Dataset entries
——

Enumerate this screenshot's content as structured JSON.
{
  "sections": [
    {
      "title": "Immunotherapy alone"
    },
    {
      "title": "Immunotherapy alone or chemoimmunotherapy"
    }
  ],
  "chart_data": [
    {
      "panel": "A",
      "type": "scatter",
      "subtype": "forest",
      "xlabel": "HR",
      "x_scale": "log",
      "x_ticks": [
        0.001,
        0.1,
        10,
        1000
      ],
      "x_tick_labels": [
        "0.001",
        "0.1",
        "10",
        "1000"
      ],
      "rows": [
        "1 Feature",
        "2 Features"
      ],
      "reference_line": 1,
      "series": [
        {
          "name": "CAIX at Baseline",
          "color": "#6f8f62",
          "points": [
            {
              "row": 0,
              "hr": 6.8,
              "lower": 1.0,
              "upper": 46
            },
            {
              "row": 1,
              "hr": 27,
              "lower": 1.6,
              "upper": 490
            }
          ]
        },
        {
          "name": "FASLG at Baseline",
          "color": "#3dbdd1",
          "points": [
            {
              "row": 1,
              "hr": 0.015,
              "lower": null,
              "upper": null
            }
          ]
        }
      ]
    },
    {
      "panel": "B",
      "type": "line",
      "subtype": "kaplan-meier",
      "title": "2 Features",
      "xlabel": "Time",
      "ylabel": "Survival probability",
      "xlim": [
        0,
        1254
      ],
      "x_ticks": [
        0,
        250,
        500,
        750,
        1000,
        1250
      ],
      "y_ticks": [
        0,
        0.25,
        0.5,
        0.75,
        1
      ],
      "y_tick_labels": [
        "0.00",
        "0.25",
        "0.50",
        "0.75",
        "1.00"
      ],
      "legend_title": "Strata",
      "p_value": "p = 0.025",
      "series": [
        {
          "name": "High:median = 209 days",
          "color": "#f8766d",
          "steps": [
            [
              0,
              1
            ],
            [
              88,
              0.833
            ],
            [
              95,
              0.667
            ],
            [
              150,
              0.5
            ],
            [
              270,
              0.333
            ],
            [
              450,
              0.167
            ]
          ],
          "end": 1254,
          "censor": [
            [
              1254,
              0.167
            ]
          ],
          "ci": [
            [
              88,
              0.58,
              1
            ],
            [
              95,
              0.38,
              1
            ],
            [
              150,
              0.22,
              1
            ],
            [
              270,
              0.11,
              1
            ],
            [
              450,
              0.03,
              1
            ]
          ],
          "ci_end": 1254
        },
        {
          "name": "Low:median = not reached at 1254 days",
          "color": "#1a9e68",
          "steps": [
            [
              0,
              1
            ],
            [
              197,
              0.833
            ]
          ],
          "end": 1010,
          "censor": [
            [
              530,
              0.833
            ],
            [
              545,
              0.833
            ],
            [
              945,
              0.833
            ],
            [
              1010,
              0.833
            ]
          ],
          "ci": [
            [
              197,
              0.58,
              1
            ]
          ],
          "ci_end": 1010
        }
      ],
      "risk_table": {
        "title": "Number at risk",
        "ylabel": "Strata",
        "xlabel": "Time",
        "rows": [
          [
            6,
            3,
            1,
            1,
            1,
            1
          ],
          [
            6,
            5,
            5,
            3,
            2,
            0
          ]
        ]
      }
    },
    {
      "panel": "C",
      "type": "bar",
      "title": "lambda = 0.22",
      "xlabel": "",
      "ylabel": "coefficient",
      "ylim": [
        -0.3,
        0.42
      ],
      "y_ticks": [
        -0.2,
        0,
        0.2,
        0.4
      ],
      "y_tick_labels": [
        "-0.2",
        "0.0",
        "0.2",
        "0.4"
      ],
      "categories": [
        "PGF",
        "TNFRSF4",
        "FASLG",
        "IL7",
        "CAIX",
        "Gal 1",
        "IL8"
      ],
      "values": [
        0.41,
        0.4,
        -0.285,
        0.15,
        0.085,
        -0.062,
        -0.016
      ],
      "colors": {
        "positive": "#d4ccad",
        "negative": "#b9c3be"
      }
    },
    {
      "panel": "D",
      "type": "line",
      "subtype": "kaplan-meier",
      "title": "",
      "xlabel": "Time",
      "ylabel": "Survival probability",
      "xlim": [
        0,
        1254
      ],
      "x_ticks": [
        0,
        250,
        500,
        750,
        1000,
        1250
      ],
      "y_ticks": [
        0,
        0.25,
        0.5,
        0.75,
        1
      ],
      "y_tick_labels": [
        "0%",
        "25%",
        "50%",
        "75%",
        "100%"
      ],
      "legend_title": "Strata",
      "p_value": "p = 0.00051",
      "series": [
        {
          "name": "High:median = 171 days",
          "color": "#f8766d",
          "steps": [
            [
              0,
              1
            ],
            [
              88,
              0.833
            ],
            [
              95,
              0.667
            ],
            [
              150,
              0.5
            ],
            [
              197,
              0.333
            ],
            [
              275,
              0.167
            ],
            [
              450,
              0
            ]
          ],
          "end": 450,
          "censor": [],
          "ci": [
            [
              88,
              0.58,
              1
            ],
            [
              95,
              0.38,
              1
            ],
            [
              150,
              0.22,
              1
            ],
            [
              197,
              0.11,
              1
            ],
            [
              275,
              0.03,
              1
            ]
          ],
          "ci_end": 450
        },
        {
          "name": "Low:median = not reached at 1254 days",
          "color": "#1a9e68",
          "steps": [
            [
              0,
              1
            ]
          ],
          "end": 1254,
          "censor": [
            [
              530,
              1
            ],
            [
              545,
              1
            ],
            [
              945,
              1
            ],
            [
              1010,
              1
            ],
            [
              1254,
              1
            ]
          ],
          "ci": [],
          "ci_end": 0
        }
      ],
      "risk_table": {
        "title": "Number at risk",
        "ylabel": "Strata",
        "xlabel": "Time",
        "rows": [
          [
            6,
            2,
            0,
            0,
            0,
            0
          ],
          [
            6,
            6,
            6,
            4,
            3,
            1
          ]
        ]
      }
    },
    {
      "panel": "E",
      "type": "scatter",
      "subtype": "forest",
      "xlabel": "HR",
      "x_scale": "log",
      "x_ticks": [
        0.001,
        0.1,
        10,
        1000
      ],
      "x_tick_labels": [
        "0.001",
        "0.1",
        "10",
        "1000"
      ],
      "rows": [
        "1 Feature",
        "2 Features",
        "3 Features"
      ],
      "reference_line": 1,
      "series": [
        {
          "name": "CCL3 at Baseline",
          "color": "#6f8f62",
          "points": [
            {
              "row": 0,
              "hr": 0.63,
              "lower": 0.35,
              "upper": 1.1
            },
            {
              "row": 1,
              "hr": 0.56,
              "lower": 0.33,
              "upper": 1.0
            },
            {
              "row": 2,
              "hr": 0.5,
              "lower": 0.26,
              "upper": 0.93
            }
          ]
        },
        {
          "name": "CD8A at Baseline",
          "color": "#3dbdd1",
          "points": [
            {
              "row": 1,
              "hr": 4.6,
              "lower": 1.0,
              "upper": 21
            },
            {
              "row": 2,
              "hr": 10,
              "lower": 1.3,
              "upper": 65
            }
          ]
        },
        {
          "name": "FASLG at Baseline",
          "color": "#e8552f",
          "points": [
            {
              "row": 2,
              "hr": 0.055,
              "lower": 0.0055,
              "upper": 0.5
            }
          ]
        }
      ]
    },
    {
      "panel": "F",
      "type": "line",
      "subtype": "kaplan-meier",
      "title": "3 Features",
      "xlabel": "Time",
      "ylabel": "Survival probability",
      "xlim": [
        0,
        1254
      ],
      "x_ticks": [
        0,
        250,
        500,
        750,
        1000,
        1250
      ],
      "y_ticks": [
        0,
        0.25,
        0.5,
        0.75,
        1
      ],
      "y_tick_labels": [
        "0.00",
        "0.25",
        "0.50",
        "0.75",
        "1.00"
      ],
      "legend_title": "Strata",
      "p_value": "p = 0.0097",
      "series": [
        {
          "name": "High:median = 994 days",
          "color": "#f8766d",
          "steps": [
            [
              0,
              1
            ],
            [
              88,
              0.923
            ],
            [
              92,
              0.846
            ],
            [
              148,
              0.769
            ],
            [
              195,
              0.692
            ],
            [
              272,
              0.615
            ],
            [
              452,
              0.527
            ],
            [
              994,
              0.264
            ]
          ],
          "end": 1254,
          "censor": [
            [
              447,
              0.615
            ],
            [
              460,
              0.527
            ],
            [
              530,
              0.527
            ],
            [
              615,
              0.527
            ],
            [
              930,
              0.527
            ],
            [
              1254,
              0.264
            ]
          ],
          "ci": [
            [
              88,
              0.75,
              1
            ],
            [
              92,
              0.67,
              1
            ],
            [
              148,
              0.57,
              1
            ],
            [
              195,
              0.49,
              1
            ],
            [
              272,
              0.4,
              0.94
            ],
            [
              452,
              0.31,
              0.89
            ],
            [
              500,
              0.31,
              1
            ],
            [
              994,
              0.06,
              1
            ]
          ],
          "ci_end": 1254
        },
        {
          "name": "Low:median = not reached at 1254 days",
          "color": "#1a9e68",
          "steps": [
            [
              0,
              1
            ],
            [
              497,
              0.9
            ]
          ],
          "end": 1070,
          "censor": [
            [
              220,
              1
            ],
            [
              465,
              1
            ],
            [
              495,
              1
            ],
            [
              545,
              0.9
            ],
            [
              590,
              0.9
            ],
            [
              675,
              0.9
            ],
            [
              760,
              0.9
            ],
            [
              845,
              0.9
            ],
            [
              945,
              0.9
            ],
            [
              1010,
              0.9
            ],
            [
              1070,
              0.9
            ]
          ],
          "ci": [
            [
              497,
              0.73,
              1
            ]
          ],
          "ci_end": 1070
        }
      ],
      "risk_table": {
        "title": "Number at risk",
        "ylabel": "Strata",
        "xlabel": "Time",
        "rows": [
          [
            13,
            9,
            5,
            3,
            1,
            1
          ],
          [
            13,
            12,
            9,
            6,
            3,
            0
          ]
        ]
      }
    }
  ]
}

——

YOUR GOAL => Give back only a number, the number of lines where the string "alone" occurs.

TASK RESPONSE => 2